[Instruction]:
Every line of the data that contains the string "Revenue" must be copied.

[Supplied records]:
--------------------------------

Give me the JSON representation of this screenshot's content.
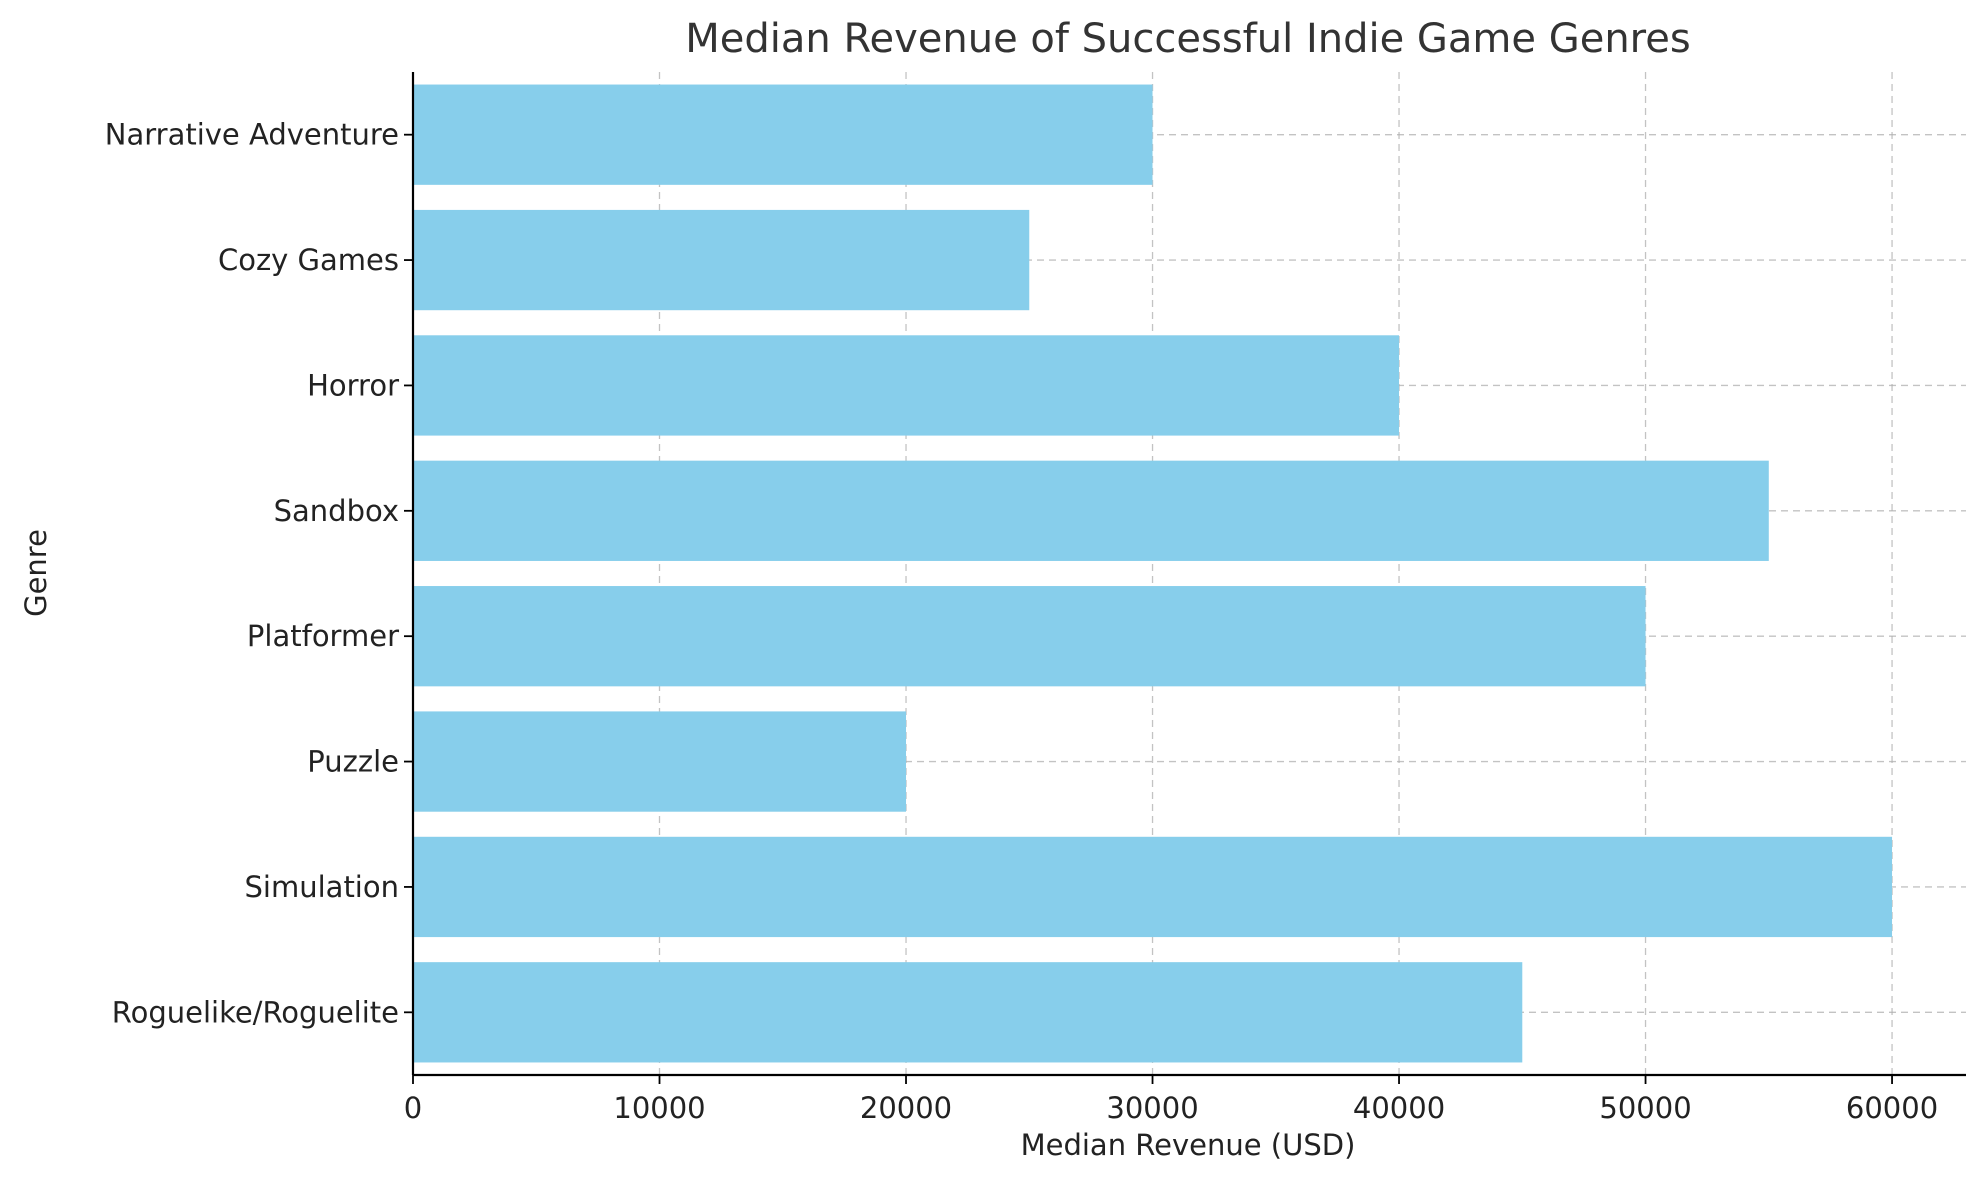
{
  "chart_data": {
    "type": "bar",
    "orientation": "horizontal",
    "title": "Median Revenue of Successful Indie Game Genres",
    "xlabel": "Median Revenue (USD)",
    "ylabel": "Genre",
    "categories": [
      "Roguelike/Roguelite",
      "Simulation",
      "Puzzle",
      "Platformer",
      "Sandbox",
      "Horror",
      "Cozy Games",
      "Narrative Adventure"
    ],
    "values": [
      45000,
      60000,
      20000,
      50000,
      55000,
      40000,
      25000,
      30000
    ],
    "xlim": [
      0,
      63000
    ],
    "xticks": [
      0,
      10000,
      20000,
      30000,
      40000,
      50000,
      60000
    ],
    "xtick_labels": [
      "0",
      "10000",
      "20000",
      "30000",
      "40000",
      "50000",
      "60000"
    ],
    "grid": true,
    "bar_color": "#87CEEB"
  }
}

--------------------------------

[Answer below]:
    "title": "Median Revenue of Successful Indie Game Genres",
    "xlabel": "Median Revenue (USD)",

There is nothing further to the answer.